** Data for this task **
⟨

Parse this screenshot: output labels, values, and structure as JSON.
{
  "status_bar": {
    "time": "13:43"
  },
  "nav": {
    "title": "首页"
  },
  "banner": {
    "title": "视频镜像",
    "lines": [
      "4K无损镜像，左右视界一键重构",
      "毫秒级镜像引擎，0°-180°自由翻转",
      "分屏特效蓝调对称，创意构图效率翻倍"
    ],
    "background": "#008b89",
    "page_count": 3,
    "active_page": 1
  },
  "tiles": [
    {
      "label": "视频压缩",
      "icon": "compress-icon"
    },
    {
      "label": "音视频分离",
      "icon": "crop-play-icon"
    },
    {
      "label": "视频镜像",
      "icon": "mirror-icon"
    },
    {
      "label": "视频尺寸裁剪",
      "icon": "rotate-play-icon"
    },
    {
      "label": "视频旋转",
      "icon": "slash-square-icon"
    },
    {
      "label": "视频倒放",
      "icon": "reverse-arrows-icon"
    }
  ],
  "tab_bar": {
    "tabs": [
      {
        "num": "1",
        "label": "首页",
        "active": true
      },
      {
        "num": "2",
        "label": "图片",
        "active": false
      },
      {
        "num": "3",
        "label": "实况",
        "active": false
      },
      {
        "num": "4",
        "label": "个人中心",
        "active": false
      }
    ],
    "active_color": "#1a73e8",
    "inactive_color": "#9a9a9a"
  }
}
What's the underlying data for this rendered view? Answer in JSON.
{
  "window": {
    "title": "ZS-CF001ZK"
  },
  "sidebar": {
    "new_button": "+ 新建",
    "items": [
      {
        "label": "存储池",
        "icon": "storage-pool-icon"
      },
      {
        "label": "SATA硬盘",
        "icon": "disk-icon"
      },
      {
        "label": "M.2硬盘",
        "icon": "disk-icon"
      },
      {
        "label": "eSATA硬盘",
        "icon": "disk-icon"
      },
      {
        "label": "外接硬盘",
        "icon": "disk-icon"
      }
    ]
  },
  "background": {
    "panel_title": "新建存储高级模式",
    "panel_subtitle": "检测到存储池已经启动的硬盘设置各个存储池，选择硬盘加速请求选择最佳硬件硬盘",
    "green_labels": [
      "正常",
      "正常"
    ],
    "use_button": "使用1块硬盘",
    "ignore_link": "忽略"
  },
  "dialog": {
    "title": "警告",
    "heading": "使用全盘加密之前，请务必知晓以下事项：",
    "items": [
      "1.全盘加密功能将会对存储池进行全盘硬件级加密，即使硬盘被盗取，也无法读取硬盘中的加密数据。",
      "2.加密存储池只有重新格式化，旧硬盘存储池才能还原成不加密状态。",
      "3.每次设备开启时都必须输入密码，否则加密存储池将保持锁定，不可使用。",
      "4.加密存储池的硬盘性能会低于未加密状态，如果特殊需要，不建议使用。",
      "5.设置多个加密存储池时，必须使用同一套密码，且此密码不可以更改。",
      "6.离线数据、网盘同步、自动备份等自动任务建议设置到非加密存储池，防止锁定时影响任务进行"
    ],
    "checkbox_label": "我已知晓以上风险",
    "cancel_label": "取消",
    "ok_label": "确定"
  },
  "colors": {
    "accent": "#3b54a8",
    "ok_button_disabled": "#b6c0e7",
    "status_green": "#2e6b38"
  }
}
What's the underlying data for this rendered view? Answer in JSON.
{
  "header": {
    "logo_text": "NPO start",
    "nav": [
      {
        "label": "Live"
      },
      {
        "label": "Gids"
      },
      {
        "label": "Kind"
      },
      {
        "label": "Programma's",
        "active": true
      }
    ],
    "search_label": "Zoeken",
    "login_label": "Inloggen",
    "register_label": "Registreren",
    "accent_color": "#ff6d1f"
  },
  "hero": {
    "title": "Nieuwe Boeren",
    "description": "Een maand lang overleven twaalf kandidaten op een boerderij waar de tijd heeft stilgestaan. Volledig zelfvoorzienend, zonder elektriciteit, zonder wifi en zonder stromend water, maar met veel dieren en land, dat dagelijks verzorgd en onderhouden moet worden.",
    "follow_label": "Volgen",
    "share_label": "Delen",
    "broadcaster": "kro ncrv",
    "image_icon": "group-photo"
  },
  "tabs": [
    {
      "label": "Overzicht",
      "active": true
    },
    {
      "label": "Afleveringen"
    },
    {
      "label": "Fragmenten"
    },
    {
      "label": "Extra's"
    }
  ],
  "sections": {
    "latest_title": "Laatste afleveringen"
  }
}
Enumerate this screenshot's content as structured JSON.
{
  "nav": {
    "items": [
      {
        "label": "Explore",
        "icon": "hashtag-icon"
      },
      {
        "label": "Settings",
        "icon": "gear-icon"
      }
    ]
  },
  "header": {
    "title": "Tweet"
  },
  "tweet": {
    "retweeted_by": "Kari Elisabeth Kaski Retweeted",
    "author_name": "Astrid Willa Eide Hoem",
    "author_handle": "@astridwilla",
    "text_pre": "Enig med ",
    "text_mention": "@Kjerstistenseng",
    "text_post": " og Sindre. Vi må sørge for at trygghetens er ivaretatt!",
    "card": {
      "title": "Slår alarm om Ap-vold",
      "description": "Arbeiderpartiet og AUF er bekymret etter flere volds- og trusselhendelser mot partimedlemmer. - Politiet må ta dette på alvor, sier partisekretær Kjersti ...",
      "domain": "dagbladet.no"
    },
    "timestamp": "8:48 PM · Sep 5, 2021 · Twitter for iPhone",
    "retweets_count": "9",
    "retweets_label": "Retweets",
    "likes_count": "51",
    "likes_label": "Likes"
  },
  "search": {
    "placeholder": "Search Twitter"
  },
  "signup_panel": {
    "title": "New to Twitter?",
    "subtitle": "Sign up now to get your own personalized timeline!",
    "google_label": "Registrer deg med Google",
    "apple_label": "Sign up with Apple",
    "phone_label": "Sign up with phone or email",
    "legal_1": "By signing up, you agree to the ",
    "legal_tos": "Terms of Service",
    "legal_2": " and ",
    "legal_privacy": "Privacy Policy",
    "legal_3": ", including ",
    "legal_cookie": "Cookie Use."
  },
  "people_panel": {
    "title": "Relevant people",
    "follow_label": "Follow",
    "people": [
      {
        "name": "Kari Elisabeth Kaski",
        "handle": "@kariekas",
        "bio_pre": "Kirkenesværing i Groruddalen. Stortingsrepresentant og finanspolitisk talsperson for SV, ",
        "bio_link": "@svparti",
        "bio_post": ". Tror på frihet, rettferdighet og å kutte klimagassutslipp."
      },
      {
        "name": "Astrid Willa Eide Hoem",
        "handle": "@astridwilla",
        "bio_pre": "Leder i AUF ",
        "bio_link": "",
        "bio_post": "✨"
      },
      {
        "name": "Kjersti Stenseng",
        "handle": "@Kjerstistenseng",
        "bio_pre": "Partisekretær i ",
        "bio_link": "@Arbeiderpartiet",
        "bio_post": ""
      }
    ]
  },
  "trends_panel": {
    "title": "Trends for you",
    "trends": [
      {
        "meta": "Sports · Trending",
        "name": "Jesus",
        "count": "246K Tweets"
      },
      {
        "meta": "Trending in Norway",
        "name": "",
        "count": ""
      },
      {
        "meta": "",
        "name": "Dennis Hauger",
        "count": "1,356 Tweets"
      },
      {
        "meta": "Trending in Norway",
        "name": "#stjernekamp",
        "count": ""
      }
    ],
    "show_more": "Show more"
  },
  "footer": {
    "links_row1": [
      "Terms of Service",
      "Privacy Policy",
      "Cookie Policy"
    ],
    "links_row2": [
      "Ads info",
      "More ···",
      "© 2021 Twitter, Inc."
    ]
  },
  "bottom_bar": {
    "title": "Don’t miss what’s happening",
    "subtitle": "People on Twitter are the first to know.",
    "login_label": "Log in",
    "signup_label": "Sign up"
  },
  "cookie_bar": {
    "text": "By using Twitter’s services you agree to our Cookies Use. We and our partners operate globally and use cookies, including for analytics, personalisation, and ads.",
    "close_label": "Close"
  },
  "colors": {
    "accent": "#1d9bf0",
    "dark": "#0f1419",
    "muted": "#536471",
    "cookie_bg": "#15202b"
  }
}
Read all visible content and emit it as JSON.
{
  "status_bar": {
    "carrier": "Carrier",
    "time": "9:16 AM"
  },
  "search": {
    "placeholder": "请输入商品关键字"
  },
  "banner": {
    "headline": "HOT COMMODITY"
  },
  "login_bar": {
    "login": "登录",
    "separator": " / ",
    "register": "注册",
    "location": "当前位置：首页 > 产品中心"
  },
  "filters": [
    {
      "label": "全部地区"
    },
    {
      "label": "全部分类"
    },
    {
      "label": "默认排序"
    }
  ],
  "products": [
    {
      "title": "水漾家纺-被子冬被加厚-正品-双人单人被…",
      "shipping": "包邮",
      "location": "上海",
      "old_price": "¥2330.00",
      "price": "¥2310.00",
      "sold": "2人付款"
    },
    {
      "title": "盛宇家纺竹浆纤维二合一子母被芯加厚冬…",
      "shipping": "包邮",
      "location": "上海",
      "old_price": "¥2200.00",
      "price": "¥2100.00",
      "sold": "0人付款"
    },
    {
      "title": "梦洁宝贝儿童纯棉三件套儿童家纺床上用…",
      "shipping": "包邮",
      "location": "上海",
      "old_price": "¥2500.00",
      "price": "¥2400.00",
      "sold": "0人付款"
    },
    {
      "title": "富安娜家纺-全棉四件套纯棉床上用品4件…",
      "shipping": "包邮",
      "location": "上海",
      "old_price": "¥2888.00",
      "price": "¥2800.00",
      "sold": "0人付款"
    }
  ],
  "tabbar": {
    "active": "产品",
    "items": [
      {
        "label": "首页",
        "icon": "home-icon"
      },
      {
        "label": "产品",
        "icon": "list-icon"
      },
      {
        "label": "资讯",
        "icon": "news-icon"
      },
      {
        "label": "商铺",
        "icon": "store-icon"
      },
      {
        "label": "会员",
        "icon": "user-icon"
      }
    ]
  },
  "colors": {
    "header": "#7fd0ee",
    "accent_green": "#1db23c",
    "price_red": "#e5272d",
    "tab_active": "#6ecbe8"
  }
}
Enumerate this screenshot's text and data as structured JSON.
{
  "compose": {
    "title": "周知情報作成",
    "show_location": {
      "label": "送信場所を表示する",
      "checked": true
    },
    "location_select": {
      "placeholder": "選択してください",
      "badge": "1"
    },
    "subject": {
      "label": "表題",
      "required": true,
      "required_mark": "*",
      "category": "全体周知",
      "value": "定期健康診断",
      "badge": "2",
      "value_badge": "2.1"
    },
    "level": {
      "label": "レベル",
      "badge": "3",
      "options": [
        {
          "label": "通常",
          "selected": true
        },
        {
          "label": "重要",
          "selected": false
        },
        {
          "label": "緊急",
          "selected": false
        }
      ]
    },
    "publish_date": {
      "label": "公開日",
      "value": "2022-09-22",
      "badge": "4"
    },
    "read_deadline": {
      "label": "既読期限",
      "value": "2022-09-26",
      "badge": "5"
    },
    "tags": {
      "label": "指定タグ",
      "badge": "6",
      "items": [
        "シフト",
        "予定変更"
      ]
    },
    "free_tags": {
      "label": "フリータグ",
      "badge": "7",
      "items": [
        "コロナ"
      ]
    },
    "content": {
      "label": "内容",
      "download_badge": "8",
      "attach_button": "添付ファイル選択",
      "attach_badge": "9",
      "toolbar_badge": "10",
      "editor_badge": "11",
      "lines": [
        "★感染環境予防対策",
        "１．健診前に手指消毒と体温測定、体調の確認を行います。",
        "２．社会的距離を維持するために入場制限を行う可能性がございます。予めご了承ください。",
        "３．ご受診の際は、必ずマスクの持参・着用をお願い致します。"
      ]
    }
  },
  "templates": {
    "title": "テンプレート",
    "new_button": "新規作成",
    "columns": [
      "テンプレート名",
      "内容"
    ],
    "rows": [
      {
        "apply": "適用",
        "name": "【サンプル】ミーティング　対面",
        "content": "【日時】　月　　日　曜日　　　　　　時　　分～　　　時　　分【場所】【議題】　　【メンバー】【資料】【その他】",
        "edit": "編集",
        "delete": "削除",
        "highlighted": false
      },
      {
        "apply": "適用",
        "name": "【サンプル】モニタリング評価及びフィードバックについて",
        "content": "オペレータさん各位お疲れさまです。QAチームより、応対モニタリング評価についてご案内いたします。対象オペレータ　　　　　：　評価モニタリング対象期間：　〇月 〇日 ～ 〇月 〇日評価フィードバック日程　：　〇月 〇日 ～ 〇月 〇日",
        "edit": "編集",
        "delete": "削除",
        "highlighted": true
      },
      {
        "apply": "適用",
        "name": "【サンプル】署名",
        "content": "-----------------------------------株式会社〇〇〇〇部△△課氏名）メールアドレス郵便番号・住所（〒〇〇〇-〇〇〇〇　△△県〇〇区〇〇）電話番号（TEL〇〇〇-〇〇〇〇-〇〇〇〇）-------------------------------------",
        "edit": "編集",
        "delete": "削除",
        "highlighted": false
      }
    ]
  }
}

⟩

** Work to complete **
Tally up the lines in the records that contain the word "true" and give only the total.

** Written response **
7